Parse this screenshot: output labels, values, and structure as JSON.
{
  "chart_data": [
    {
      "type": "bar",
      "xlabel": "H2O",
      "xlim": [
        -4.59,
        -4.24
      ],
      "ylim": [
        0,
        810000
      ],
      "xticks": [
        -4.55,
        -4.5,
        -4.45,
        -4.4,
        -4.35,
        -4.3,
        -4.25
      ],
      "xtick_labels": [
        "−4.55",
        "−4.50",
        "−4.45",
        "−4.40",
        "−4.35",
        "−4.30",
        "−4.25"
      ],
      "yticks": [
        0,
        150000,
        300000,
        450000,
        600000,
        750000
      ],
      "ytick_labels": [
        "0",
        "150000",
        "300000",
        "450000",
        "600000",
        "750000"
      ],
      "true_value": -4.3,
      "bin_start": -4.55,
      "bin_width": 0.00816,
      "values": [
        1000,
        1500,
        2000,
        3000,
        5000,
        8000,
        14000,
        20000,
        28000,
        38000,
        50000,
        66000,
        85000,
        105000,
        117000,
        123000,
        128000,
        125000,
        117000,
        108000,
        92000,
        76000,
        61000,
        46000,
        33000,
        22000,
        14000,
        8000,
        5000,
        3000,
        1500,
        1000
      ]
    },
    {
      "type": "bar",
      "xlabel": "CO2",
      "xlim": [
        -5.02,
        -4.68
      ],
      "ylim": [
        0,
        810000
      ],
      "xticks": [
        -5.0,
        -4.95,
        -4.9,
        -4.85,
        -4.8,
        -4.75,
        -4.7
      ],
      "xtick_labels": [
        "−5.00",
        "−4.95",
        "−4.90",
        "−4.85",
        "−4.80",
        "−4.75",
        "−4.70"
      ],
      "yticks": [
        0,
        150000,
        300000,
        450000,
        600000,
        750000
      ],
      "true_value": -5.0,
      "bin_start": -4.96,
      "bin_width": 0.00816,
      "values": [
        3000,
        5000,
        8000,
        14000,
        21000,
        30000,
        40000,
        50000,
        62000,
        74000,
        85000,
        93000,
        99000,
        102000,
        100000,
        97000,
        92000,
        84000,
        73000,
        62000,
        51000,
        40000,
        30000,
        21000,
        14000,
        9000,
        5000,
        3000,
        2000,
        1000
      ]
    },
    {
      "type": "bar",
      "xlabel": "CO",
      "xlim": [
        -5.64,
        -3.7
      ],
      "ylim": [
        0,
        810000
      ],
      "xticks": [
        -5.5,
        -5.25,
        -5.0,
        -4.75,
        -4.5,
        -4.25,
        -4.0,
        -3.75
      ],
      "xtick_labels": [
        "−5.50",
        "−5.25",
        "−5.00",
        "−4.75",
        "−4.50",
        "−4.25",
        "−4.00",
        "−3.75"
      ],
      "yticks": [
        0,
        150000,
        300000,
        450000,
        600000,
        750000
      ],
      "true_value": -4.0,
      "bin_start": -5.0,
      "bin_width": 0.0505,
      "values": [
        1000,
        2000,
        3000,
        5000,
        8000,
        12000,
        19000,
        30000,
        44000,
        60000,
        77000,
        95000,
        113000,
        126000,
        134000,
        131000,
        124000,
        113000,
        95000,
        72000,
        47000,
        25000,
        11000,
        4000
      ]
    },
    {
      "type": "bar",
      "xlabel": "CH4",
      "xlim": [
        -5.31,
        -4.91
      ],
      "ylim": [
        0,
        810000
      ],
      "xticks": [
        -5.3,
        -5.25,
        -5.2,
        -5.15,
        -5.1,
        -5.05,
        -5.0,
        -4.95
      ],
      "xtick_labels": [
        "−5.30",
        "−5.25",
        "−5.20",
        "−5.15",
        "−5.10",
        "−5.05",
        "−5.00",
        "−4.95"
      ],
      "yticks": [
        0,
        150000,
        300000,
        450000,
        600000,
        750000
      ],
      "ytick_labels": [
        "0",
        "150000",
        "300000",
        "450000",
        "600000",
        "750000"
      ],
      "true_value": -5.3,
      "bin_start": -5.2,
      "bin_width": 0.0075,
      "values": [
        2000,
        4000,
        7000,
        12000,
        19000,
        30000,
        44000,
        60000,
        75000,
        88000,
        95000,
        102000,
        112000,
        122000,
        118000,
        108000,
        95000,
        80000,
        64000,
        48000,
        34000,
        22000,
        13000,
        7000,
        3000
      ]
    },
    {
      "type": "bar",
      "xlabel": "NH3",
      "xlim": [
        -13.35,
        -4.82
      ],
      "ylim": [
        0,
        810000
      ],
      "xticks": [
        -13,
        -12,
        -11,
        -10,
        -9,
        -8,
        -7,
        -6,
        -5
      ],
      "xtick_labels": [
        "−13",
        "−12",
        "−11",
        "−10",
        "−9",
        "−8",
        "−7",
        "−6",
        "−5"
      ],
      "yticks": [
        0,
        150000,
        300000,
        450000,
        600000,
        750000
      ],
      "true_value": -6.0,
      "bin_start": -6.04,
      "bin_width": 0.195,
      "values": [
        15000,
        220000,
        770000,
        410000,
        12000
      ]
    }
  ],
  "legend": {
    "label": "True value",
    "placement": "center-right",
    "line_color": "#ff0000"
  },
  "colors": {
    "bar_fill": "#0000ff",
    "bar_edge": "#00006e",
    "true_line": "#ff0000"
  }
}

### Short exercise
Gather each line of the listing containing the word "xlabel" and show it.

### Result
      "xlabel": "H2O",
      "xlabel": "CO2",
      "xlabel": "CO",
      "xlabel": "CH4",
      "xlabel": "NH3",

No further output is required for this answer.